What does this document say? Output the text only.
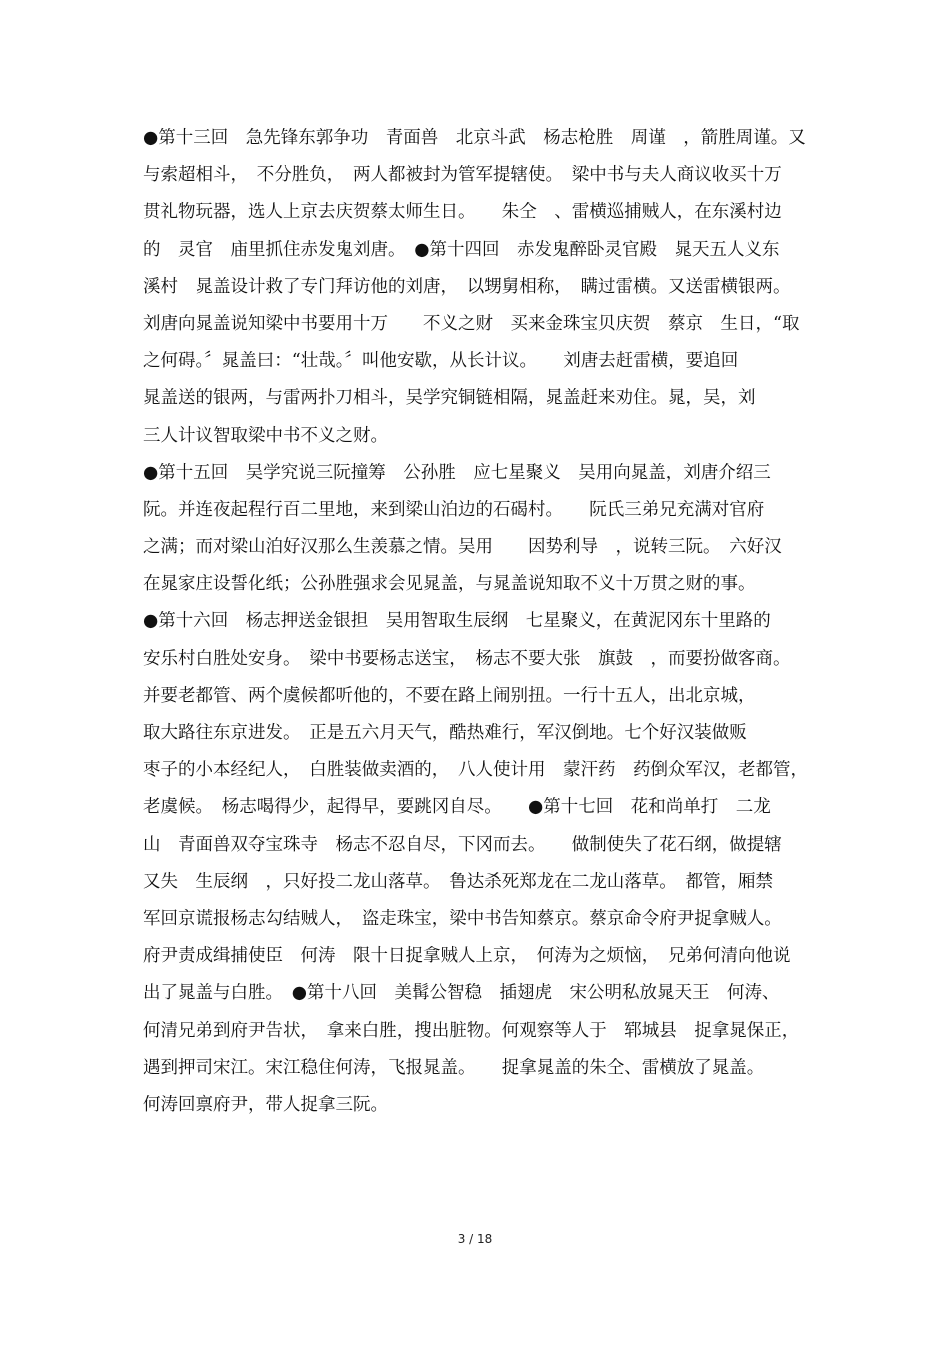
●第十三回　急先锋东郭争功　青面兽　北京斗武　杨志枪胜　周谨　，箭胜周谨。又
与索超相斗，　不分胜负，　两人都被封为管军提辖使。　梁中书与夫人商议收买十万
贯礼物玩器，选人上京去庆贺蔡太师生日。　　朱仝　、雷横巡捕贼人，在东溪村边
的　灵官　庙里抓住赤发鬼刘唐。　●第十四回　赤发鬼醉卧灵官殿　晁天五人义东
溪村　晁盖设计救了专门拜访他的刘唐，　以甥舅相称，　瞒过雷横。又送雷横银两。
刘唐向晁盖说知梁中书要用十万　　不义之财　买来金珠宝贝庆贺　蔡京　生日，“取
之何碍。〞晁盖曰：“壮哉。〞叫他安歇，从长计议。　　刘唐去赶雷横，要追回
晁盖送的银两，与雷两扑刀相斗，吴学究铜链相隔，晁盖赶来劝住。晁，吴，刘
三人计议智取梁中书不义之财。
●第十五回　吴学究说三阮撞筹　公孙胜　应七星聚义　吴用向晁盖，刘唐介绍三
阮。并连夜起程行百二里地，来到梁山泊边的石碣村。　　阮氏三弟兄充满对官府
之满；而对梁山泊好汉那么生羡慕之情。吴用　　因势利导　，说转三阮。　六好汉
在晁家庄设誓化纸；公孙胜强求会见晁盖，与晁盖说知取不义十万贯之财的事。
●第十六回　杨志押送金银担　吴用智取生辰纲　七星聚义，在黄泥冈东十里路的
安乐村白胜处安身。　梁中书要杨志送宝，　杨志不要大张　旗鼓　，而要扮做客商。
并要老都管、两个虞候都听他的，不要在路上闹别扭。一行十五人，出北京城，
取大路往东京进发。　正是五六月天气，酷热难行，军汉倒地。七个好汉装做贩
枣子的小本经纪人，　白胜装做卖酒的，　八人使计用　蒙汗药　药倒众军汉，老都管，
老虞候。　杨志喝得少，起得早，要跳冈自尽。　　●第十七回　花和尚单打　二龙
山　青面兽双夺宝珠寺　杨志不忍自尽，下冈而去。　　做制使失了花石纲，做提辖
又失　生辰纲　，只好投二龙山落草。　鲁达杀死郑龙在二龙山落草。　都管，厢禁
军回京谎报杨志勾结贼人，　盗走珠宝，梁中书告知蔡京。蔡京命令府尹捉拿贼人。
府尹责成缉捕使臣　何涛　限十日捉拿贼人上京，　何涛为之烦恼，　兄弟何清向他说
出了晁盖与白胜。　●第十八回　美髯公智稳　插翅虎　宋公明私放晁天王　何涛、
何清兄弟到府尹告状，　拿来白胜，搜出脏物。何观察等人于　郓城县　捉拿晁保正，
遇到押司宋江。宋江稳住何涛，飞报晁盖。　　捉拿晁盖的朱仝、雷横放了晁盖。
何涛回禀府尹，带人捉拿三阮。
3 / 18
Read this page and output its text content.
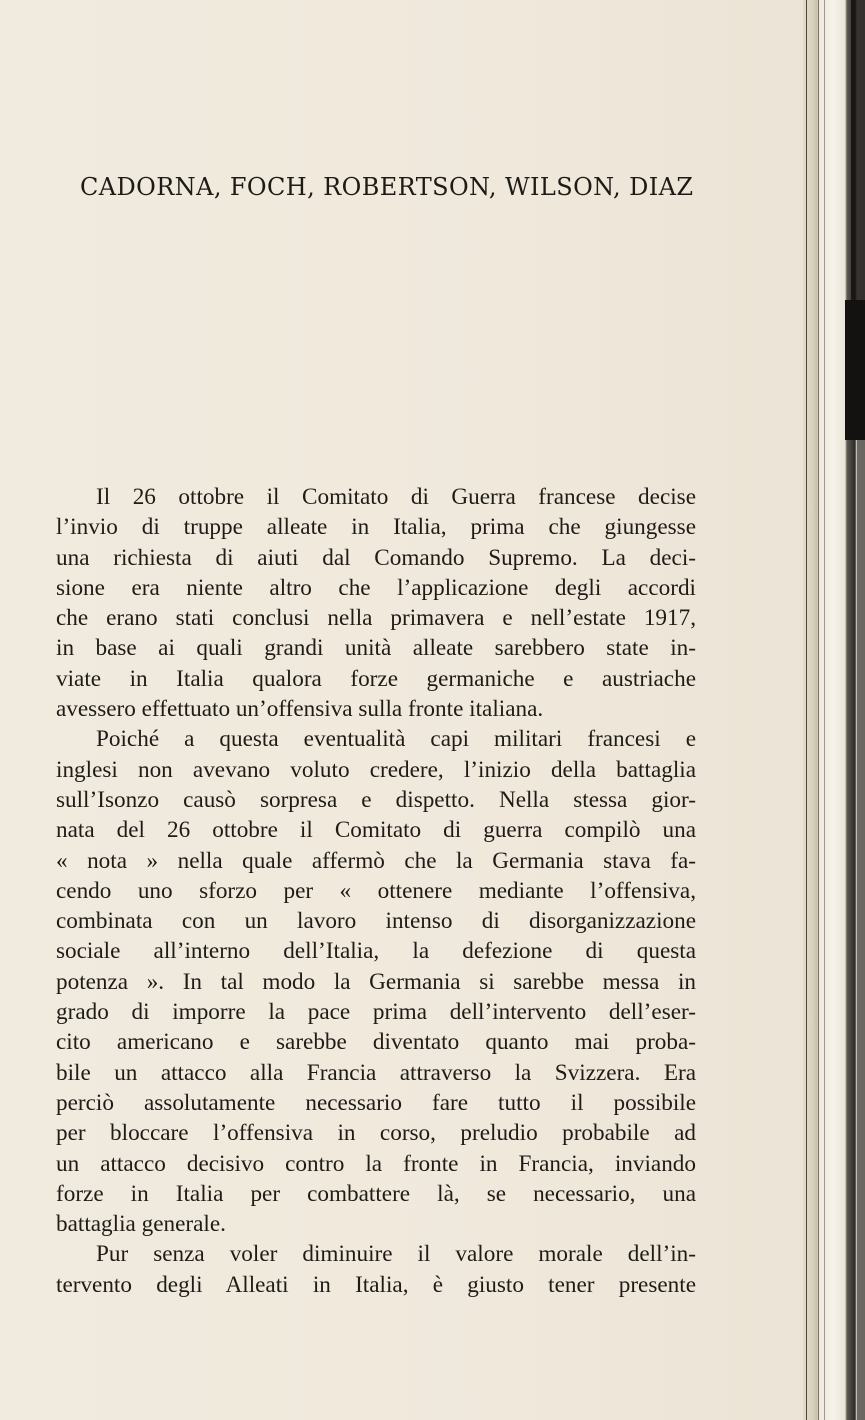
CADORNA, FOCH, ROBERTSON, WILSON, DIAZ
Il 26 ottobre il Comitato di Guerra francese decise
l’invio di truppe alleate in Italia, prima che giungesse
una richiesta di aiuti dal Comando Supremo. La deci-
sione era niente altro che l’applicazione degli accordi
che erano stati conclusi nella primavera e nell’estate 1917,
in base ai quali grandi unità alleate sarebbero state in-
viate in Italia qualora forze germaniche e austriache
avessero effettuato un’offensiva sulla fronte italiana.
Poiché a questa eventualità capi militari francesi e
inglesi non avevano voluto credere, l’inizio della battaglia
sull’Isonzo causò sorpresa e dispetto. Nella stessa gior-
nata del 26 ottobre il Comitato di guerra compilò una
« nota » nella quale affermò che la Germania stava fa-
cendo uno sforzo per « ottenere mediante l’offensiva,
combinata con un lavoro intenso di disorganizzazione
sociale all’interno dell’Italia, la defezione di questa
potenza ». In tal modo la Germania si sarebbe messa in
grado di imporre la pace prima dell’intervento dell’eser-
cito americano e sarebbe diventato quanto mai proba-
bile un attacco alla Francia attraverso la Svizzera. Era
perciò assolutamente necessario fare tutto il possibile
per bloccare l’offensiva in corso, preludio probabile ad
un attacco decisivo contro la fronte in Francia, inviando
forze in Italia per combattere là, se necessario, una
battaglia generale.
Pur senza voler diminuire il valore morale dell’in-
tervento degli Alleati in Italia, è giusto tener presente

⁂

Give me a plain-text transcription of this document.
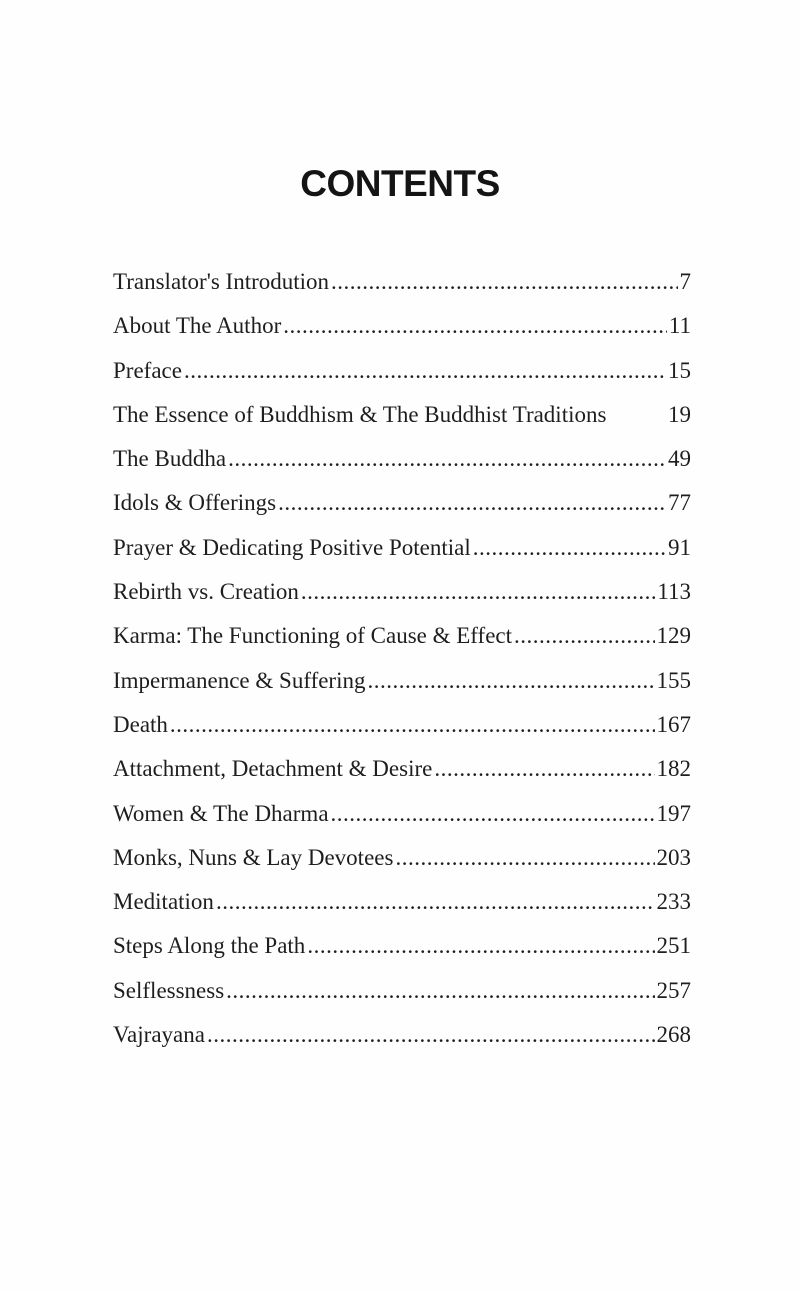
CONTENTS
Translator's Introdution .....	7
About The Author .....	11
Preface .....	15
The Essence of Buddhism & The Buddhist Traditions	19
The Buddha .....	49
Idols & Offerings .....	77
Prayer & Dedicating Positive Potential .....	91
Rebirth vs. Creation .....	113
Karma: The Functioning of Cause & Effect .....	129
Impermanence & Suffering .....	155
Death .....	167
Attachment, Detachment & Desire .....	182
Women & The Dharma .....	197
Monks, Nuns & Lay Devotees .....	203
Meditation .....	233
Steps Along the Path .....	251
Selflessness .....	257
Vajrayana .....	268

⁂

What the exercise asks:
Collect the lines of the data that carry the word "document".

Answer to the problem:
What does this document say? Output the text only.
Give me a plain-text transcription of this document.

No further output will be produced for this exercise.